__The request__
Extract the complete listing and output it unchanged.
======== Material for the task ========
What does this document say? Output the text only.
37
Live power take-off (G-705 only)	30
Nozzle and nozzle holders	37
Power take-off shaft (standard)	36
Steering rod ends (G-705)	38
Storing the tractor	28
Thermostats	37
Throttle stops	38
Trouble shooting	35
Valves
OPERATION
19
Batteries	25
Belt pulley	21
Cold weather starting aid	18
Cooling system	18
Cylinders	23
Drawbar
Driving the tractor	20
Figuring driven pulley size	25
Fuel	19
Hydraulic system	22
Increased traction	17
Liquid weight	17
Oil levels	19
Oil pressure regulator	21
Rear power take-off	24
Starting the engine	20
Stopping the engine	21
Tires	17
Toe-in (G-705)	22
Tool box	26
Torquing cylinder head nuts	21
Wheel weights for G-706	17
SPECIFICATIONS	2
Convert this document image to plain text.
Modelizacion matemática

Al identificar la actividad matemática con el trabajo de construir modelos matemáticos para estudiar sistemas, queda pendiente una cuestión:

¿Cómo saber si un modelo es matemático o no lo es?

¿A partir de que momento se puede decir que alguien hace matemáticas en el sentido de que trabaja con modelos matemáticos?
========
__Correct result__
What does this document say? Output the text only.
37
Live power take-off (G-705 only)	30
Nozzle and nozzle holders	37
Power take-off shaft (standard)	36
Steering rod ends (G-705)	38
Storing the tractor	28
Thermostats	37
Throttle stops	38
Trouble shooting	35
Valves
OPERATION
19
Batteries	25
Belt pulley	21
Cold weather starting aid	18
Cooling system	18
Cylinders	23
Drawbar
Driving the tractor	20
Figuring driven pulley size	25
Fuel	19
Hydraulic system	22
Increased traction	17
Liquid weight	17
Oil levels	19
Oil pressure regulator	21
Rear power take-off	24
Starting the engine	20
Stopping the engine	21
Tires	17
Toe-in (G-705)	22
Tool box	26
Torquing cylinder head nuts	21
Wheel weights for G-706	17
SPECIFICATIONS	2
Convert this document image to plain text.
Modelizacion matemática

Al identificar la actividad matemática con el trabajo de construir modelos matemáticos para estudiar sistemas, queda pendiente una cuestión:

¿Cómo saber si un modelo es matemático o no lo es?

¿A partir de que momento se puede decir que alguien hace matemáticas en el sentido de que trabaja con modelos matemáticos?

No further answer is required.